[Exercise requirements] How many lines in the entries below include the string "STIM"? Answer with the number only.

■ ■ ■ ■ ■

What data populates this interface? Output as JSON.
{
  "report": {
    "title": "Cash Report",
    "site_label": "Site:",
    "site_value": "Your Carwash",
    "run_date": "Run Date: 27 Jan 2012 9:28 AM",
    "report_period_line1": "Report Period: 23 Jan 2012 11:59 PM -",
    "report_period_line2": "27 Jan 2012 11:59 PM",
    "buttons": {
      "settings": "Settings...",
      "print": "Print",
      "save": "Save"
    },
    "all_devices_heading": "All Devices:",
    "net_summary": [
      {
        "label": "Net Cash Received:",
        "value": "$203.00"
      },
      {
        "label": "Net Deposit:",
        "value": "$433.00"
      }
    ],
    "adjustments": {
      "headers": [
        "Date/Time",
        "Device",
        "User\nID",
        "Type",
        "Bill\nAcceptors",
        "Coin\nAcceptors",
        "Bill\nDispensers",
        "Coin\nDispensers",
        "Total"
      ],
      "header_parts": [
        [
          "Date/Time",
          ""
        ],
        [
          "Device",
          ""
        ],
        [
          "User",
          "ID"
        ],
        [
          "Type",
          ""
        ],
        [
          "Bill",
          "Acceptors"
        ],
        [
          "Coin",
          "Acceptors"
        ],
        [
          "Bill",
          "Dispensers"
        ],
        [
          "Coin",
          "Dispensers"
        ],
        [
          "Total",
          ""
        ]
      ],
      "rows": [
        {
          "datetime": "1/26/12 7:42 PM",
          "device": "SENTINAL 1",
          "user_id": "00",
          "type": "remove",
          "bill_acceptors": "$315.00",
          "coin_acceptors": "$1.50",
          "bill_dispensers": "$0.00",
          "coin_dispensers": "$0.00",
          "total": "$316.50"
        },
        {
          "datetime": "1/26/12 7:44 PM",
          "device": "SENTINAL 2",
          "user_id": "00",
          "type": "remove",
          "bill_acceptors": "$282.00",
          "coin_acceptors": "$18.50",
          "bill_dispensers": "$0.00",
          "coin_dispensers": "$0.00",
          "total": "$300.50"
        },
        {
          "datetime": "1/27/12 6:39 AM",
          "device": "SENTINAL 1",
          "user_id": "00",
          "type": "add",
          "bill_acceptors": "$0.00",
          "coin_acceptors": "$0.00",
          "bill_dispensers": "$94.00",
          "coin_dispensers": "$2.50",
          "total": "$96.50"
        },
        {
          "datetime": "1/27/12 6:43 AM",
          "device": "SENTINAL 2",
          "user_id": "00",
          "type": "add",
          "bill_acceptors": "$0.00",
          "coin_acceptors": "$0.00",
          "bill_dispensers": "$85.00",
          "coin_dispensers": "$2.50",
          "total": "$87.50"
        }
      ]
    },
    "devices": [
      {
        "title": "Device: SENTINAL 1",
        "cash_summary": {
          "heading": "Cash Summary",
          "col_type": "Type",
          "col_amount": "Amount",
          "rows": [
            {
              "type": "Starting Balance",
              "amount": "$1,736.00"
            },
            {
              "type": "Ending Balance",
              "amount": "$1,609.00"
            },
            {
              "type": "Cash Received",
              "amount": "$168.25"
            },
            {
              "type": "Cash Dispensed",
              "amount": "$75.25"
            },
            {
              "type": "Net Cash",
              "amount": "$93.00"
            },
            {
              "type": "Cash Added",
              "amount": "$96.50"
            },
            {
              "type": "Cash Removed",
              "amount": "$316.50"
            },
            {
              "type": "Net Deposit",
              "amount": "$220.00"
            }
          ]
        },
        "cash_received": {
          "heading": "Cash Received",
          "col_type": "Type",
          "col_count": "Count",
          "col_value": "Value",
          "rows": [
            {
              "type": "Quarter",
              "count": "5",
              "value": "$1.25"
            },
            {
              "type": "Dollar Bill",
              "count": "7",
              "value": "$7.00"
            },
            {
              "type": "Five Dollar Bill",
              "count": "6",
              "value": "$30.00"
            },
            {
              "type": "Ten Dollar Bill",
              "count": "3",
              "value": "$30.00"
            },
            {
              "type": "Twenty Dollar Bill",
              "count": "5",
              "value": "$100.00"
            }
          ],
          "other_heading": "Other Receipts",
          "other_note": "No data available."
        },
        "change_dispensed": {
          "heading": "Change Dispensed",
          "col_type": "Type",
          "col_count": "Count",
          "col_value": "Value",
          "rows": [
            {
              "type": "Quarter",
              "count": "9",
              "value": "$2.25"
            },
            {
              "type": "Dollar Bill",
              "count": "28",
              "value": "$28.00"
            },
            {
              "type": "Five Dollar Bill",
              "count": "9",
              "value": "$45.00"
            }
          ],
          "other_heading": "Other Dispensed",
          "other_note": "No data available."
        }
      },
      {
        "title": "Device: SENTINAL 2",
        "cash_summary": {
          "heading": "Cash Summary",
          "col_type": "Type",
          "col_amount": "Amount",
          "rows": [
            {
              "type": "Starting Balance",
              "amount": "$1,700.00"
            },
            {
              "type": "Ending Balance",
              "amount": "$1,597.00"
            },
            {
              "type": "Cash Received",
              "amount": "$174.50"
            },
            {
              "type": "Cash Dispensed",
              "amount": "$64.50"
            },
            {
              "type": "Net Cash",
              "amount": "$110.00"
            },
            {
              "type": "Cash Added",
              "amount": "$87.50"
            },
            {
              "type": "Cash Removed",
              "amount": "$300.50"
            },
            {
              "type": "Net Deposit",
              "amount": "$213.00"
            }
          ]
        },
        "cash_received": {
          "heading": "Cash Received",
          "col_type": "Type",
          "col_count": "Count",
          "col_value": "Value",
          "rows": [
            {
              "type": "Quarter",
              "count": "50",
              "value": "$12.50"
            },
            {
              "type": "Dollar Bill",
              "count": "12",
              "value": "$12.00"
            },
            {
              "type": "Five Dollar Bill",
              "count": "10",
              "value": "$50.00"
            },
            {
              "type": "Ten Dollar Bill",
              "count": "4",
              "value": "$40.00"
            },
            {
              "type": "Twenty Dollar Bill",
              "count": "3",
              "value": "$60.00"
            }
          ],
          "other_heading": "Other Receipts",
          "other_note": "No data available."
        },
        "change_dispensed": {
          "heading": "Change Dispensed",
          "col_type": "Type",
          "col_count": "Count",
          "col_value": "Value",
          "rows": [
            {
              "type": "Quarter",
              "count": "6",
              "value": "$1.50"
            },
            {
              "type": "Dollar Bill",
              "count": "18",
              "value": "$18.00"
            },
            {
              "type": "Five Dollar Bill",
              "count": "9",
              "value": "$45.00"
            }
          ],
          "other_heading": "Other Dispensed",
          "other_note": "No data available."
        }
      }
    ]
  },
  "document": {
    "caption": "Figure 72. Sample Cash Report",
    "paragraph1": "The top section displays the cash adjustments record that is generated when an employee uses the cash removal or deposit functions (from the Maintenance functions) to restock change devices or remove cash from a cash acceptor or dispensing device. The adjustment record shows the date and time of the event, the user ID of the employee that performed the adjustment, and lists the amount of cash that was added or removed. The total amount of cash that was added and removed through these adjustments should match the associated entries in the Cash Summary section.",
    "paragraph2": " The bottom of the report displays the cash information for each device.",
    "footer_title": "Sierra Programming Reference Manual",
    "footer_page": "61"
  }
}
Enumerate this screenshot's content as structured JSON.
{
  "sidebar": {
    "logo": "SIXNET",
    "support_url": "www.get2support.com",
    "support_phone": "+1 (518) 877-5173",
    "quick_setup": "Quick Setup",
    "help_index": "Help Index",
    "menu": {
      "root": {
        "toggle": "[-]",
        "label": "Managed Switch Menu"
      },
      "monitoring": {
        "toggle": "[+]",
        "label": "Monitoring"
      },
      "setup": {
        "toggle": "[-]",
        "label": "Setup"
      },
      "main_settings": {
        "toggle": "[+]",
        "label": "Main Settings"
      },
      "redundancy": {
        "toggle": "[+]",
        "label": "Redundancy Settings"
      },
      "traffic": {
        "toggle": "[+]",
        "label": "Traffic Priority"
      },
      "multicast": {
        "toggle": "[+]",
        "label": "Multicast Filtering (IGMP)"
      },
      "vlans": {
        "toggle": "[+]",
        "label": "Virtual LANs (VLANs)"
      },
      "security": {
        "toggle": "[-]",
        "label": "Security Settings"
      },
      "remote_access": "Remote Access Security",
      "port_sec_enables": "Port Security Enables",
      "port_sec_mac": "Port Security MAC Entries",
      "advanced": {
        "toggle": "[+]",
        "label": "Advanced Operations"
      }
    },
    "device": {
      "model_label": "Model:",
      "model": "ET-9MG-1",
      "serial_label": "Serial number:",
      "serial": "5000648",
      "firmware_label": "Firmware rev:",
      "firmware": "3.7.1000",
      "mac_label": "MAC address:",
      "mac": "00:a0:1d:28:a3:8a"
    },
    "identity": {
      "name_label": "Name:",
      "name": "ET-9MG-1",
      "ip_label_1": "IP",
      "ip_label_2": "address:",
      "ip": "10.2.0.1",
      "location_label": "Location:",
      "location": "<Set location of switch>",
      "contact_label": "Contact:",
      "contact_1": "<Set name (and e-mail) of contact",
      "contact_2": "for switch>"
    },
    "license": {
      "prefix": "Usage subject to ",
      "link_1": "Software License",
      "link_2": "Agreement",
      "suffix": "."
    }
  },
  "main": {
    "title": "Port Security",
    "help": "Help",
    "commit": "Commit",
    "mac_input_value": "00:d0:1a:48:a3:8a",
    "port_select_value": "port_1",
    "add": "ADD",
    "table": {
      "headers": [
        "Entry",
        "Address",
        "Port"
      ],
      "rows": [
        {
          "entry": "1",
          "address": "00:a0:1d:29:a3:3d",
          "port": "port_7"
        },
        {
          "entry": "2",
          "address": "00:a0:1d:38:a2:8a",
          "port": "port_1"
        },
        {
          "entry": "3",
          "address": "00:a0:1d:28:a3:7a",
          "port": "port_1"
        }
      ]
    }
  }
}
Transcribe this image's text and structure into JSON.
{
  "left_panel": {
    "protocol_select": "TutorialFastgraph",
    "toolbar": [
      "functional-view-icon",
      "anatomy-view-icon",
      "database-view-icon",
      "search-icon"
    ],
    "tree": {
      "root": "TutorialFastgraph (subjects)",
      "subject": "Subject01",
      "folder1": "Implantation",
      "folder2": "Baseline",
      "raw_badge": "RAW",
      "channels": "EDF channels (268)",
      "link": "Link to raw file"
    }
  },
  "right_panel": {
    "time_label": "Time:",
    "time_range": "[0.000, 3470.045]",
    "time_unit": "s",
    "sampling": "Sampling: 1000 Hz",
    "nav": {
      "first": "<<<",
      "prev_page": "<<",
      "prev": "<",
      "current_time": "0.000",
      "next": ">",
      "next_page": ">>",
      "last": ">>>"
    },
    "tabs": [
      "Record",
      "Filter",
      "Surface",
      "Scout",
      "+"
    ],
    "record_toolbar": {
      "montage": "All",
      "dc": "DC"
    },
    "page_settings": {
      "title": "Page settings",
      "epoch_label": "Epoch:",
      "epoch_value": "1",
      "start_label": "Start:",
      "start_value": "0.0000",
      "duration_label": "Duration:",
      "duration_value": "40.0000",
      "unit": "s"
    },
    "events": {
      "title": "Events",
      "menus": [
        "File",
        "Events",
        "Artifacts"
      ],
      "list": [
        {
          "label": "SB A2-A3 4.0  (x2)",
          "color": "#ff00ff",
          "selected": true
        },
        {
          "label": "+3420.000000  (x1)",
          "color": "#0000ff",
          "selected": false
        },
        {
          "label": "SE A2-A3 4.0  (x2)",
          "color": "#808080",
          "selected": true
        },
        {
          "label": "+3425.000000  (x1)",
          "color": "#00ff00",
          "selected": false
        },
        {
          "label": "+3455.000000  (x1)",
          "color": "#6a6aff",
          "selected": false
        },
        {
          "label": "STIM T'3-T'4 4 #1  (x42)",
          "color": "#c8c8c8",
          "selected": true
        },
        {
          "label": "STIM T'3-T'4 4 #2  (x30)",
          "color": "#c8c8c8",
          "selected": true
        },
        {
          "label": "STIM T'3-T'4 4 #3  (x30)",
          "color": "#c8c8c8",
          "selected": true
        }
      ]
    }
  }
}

■ ■ ■ ■ ■

[Response for this exercise] 3